» **Instructions for the task**: Look through the data below. Collect every line where the word "TRACK" occurs.

─── Available data

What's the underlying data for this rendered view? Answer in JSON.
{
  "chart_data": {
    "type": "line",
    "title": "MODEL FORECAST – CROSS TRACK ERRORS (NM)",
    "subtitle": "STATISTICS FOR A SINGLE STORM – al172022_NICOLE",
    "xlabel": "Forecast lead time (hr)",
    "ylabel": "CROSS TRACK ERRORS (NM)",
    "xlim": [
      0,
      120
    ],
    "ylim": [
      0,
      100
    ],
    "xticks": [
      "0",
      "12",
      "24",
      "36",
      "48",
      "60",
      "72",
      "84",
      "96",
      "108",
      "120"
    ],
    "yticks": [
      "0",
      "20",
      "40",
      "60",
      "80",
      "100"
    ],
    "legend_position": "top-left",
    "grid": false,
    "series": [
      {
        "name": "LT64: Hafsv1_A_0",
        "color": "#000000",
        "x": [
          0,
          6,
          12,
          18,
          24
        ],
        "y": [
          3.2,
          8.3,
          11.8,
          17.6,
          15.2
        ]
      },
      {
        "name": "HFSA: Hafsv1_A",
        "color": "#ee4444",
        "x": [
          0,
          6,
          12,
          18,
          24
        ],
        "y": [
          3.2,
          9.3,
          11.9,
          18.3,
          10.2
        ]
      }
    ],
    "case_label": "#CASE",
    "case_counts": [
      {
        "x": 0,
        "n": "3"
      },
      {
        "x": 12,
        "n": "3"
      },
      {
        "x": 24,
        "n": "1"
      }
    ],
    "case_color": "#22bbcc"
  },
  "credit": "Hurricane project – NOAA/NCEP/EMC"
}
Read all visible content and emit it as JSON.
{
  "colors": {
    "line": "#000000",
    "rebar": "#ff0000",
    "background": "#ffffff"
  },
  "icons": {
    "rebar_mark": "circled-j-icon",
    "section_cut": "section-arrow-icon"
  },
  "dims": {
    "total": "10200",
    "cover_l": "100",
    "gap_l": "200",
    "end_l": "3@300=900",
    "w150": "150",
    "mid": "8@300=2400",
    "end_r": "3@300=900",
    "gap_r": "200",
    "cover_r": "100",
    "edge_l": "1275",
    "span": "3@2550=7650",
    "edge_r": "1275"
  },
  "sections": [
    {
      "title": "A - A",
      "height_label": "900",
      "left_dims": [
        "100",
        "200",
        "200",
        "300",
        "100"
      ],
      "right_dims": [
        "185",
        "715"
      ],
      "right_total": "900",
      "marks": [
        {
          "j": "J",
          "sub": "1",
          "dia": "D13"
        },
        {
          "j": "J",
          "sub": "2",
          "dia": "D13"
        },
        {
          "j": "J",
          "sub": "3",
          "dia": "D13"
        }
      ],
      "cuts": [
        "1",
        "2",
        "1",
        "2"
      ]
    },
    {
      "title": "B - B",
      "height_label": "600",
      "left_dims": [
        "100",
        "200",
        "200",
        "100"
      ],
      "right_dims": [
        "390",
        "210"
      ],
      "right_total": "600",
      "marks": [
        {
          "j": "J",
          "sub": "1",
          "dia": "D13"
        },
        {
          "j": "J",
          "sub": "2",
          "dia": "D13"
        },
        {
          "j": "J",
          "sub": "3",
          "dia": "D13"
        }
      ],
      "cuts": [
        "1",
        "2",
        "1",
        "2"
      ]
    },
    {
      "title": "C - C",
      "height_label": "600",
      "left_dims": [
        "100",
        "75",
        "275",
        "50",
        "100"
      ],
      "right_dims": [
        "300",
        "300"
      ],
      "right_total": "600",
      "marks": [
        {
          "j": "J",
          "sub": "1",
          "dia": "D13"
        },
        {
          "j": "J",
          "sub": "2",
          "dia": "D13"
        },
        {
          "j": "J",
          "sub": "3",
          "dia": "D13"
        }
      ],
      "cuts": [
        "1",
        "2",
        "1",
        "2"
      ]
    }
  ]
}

──────

» **Answer in full**:
    "title": "MODEL FORECAST – CROSS TRACK ERRORS (NM)",
    "ylabel": "CROSS TRACK ERRORS (NM)",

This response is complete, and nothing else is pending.